EXERCISE DESCRIPTION:
Print all entries word for word.

[DATA RECORDS — start]

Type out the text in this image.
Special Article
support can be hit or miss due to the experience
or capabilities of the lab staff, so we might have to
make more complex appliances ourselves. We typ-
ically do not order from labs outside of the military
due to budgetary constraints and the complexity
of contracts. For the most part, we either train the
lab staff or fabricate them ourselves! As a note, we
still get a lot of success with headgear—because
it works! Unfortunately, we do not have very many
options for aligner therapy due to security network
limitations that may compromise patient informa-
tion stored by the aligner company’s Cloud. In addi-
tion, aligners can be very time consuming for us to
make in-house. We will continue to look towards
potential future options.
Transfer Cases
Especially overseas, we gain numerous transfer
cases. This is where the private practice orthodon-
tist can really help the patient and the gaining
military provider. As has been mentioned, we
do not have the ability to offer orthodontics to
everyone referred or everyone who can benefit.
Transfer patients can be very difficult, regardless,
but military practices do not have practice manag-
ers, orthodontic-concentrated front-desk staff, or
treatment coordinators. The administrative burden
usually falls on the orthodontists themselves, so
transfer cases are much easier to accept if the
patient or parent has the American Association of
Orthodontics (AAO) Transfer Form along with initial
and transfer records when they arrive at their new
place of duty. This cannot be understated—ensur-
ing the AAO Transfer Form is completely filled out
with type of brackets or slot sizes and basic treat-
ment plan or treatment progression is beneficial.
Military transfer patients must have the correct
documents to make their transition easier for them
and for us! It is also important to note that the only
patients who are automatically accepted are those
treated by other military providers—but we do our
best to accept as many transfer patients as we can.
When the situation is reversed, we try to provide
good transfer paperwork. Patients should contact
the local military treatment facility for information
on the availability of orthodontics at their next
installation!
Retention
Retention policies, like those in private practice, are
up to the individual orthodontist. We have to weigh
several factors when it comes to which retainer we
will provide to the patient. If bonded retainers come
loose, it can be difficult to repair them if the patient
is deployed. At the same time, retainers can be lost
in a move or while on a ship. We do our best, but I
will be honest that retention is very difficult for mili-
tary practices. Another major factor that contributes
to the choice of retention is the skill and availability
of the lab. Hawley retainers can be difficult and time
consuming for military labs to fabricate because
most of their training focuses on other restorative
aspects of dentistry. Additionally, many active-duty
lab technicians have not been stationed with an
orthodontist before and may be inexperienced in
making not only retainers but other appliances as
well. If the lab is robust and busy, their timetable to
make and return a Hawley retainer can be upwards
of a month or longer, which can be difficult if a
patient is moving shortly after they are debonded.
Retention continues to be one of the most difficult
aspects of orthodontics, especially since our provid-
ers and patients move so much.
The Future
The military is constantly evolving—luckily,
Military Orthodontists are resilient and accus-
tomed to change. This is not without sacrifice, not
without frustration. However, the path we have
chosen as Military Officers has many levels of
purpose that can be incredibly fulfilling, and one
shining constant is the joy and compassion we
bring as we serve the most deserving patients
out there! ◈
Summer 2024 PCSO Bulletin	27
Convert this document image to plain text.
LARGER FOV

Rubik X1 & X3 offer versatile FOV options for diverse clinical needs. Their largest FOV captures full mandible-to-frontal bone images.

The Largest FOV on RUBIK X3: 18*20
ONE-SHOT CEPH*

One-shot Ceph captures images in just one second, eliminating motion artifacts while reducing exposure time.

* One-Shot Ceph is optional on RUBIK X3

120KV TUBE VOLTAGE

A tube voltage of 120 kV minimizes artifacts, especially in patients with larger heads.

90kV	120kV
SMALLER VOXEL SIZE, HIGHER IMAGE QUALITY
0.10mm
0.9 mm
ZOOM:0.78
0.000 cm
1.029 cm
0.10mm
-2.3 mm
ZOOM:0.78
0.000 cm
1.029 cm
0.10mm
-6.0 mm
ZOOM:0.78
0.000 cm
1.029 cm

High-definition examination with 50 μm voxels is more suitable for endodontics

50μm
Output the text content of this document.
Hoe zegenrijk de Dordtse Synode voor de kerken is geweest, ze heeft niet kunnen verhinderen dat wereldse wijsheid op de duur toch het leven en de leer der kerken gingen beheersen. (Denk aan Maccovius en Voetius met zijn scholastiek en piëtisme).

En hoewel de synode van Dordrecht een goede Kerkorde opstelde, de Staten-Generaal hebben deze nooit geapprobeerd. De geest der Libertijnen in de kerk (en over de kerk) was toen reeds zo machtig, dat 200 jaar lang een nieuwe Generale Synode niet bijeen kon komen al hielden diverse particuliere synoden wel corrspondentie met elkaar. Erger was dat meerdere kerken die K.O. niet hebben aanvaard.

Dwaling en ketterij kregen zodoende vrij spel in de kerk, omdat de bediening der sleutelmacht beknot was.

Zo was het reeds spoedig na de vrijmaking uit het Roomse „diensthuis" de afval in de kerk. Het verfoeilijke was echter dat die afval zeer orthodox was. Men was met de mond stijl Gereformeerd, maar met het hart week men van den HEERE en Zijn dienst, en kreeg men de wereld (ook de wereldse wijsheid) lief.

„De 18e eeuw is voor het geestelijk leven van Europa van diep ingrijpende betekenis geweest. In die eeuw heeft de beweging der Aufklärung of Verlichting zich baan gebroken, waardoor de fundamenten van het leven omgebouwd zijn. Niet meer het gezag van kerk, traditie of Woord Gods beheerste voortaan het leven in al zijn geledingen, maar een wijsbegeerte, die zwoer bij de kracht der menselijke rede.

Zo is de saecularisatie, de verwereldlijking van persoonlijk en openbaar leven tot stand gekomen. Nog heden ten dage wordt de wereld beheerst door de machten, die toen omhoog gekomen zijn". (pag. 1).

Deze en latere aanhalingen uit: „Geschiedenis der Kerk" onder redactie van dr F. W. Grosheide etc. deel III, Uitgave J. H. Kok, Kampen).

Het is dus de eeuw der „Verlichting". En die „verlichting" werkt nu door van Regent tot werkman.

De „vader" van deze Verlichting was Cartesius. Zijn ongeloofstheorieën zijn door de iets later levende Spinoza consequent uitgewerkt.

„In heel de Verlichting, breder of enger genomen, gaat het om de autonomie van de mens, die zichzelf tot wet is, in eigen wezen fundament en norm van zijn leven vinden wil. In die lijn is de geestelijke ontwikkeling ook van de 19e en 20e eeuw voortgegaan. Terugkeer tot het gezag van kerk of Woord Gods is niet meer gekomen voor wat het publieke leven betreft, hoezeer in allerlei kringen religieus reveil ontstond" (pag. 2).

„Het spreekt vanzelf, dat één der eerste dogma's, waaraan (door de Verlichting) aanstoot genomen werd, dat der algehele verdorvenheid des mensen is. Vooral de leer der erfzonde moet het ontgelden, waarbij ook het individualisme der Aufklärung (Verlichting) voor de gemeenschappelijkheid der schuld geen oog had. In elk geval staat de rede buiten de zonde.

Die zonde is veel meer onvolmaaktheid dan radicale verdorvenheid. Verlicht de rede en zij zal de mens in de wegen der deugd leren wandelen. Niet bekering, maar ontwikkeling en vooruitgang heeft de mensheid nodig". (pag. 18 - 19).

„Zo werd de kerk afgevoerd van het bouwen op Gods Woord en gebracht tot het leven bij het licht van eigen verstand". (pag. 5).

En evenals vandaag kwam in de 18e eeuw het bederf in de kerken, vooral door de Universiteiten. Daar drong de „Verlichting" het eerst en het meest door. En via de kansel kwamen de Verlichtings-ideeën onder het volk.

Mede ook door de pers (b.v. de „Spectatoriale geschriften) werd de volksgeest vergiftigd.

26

[DATA RECORDS — finish]

EXERCISE RESPONSE:
Type out the text in this image.
Special Article
support can be hit or miss due to the experience
or capabilities of the lab staff, so we might have to
make more complex appliances ourselves. We typ-
ically do not order from labs outside of the military
due to budgetary constraints and the complexity
of contracts. For the most part, we either train the
lab staff or fabricate them ourselves! As a note, we
still get a lot of success with headgear—because
it works! Unfortunately, we do not have very many
options for aligner therapy due to security network
limitations that may compromise patient informa-
tion stored by the aligner company’s Cloud. In addi-
tion, aligners can be very time consuming for us to
make in-house. We will continue to look towards
potential future options.
Transfer Cases
Especially overseas, we gain numerous transfer
cases. This is where the private practice orthodon-
tist can really help the patient and the gaining
military provider. As has been mentioned, we
do not have the ability to offer orthodontics to
everyone referred or everyone who can benefit.
Transfer patients can be very difficult, regardless,
but military practices do not have practice manag-
ers, orthodontic-concentrated front-desk staff, or
treatment coordinators. The administrative burden
usually falls on the orthodontists themselves, so
transfer cases are much easier to accept if the
patient or parent has the American Association of
Orthodontics (AAO) Transfer Form along with initial
and transfer records when they arrive at their new
place of duty. This cannot be understated—ensur-
ing the AAO Transfer Form is completely filled out
with type of brackets or slot sizes and basic treat-
ment plan or treatment progression is beneficial.
Military transfer patients must have the correct
documents to make their transition easier for them
and for us! It is also important to note that the only
patients who are automatically accepted are those
treated by other military providers—but we do our
best to accept as many transfer patients as we can.
When the situation is reversed, we try to provide
good transfer paperwork. Patients should contact
the local military treatment facility for information
on the availability of orthodontics at their next
installation!
Retention
Retention policies, like those in private practice, are
up to the individual orthodontist. We have to weigh
several factors when it comes to which retainer we
will provide to the patient. If bonded retainers come
loose, it can be difficult to repair them if the patient
is deployed. At the same time, retainers can be lost
in a move or while on a ship. We do our best, but I
will be honest that retention is very difficult for mili-
tary practices. Another major factor that contributes
to the choice of retention is the skill and availability
of the lab. Hawley retainers can be difficult and time
consuming for military labs to fabricate because
most of their training focuses on other restorative
aspects of dentistry. Additionally, many active-duty
lab technicians have not been stationed with an
orthodontist before and may be inexperienced in
making not only retainers but other appliances as
well. If the lab is robust and busy, their timetable to
make and return a Hawley retainer can be upwards
of a month or longer, which can be difficult if a
patient is moving shortly after they are debonded.
Retention continues to be one of the most difficult
aspects of orthodontics, especially since our provid-
ers and patients move so much.
The Future
The military is constantly evolving—luckily,
Military Orthodontists are resilient and accus-
tomed to change. This is not without sacrifice, not
without frustration. However, the path we have
chosen as Military Officers has many levels of
purpose that can be incredibly fulfilling, and one
shining constant is the joy and compassion we
bring as we serve the most deserving patients
out there! ◈
Summer 2024 PCSO Bulletin	27
Convert this document image to plain text.
LARGER FOV

Rubik X1 & X3 offer versatile FOV options for diverse clinical needs. Their largest FOV captures full mandible-to-frontal bone images.

The Largest FOV on RUBIK X3: 18*20
ONE-SHOT CEPH*

One-shot Ceph captures images in just one second, eliminating motion artifacts while reducing exposure time.

* One-Shot Ceph is optional on RUBIK X3

120KV TUBE VOLTAGE

A tube voltage of 120 kV minimizes artifacts, especially in patients with larger heads.

90kV	120kV
SMALLER VOXEL SIZE, HIGHER IMAGE QUALITY
0.10mm
0.9 mm
ZOOM:0.78
0.000 cm
1.029 cm
0.10mm
-2.3 mm
ZOOM:0.78
0.000 cm
1.029 cm
0.10mm
-6.0 mm
ZOOM:0.78
0.000 cm
1.029 cm

High-definition examination with 50 μm voxels is more suitable for endodontics

50μm
Output the text content of this document.
Hoe zegenrijk de Dordtse Synode voor de kerken is geweest, ze heeft niet kunnen verhinderen dat wereldse wijsheid op de duur toch het leven en de leer der kerken gingen beheersen. (Denk aan Maccovius en Voetius met zijn scholastiek en piëtisme).

En hoewel de synode van Dordrecht een goede Kerkorde opstelde, de Staten-Generaal hebben deze nooit geapprobeerd. De geest der Libertijnen in de kerk (en over de kerk) was toen reeds zo machtig, dat 200 jaar lang een nieuwe Generale Synode niet bijeen kon komen al hielden diverse particuliere synoden wel corrspondentie met elkaar. Erger was dat meerdere kerken die K.O. niet hebben aanvaard.

Dwaling en ketterij kregen zodoende vrij spel in de kerk, omdat de bediening der sleutelmacht beknot was.

Zo was het reeds spoedig na de vrijmaking uit het Roomse „diensthuis" de afval in de kerk. Het verfoeilijke was echter dat die afval zeer orthodox was. Men was met de mond stijl Gereformeerd, maar met het hart week men van den HEERE en Zijn dienst, en kreeg men de wereld (ook de wereldse wijsheid) lief.

„De 18e eeuw is voor het geestelijk leven van Europa van diep ingrijpende betekenis geweest. In die eeuw heeft de beweging der Aufklärung of Verlichting zich baan gebroken, waardoor de fundamenten van het leven omgebouwd zijn. Niet meer het gezag van kerk, traditie of Woord Gods beheerste voortaan het leven in al zijn geledingen, maar een wijsbegeerte, die zwoer bij de kracht der menselijke rede.

Zo is de saecularisatie, de verwereldlijking van persoonlijk en openbaar leven tot stand gekomen. Nog heden ten dage wordt de wereld beheerst door de machten, die toen omhoog gekomen zijn". (pag. 1).

Deze en latere aanhalingen uit: „Geschiedenis der Kerk" onder redactie van dr F. W. Grosheide etc. deel III, Uitgave J. H. Kok, Kampen).

Het is dus de eeuw der „Verlichting". En die „verlichting" werkt nu door van Regent tot werkman.

De „vader" van deze Verlichting was Cartesius. Zijn ongeloofstheorieën zijn door de iets later levende Spinoza consequent uitgewerkt.

„In heel de Verlichting, breder of enger genomen, gaat het om de autonomie van de mens, die zichzelf tot wet is, in eigen wezen fundament en norm van zijn leven vinden wil. In die lijn is de geestelijke ontwikkeling ook van de 19e en 20e eeuw voortgegaan. Terugkeer tot het gezag van kerk of Woord Gods is niet meer gekomen voor wat het publieke leven betreft, hoezeer in allerlei kringen religieus reveil ontstond" (pag. 2).

„Het spreekt vanzelf, dat één der eerste dogma's, waaraan (door de Verlichting) aanstoot genomen werd, dat der algehele verdorvenheid des mensen is. Vooral de leer der erfzonde moet het ontgelden, waarbij ook het individualisme der Aufklärung (Verlichting) voor de gemeenschappelijkheid der schuld geen oog had. In elk geval staat de rede buiten de zonde.

Die zonde is veel meer onvolmaaktheid dan radicale verdorvenheid. Verlicht de rede en zij zal de mens in de wegen der deugd leren wandelen. Niet bekering, maar ontwikkeling en vooruitgang heeft de mensheid nodig". (pag. 18 - 19).

„Zo werd de kerk afgevoerd van het bouwen op Gods Woord en gebracht tot het leven bij het licht van eigen verstand". (pag. 5).

En evenals vandaag kwam in de 18e eeuw het bederf in de kerken, vooral door de Universiteiten. Daar drong de „Verlichting" het eerst en het meest door. En via de kansel kwamen de Verlichtings-ideeën onder het volk.

Mede ook door de pers (b.v. de „Spectatoriale geschriften) werd de volksgeest vergiftigd.

26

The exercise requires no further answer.